Consegna:
Secondo il testo selezionato, che cosa vuol dire in celtico la parola Bitu? Rispondi per favore con poche parole.

Testo selezionato:
--- --- ---
Ancora oggi alcuni produttori lavorano il latte crudo come si faceva una volta: nei tipici calécc, antiche costruzioni in pietra, presenti solo nella valle del Bitto. Il Bitto si produce nella provincia di Sondrio e in alcuni comuni limitrofi dell’Alta Val Brembana.

Fu proprio l’alternanza del sistema di allevamento tipico delle regioni alpine – pascoli d’alta quota d’estate e discesa a fondovalle d’inverno – a dare origine alla produzione alternata di queste due diverse tipologie di prodotto: un formaggio a latte intero da alpeggio estivo, il Bitto, e un formaggio semigrasso di latteria prodotto solo in inverno, il Valtellina Casera.

Questa stretta connessione è dimostrata anche dalle radici etimologiche dei due prodotti: Bitu in celtico vuol dire ‘perenne’, e si riferisce quindi a un formaggio di lunga conservazione, mentre il termine Casèra in dialetto valtellinese indica la latteria dove si lavorano i formaggi e il burro, oltre al luogo di stagionatura.
--- --- ---
Dati raccolti:
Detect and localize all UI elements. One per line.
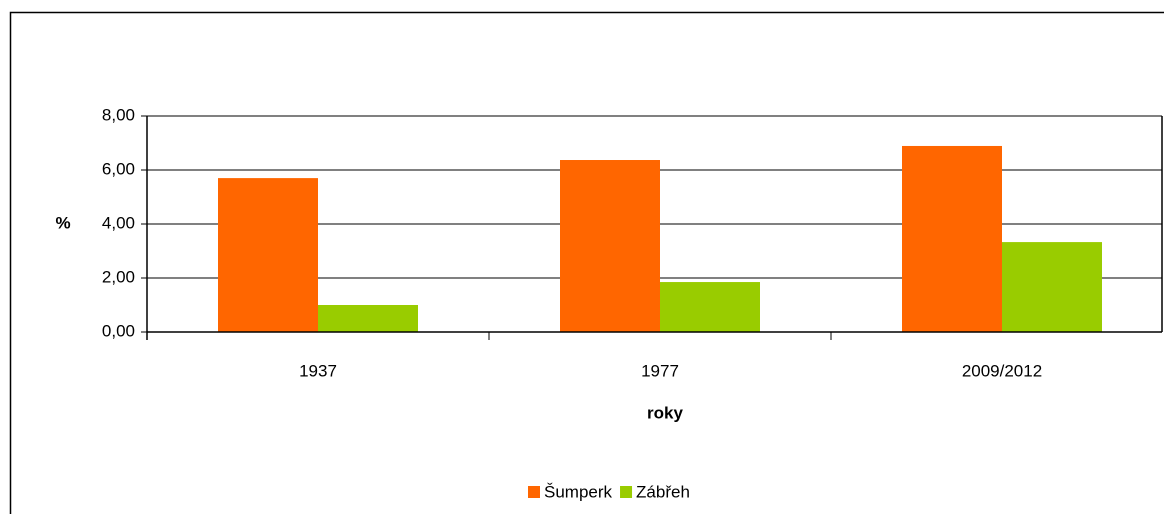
--- --- ---
Risposta:
‘Perenne’.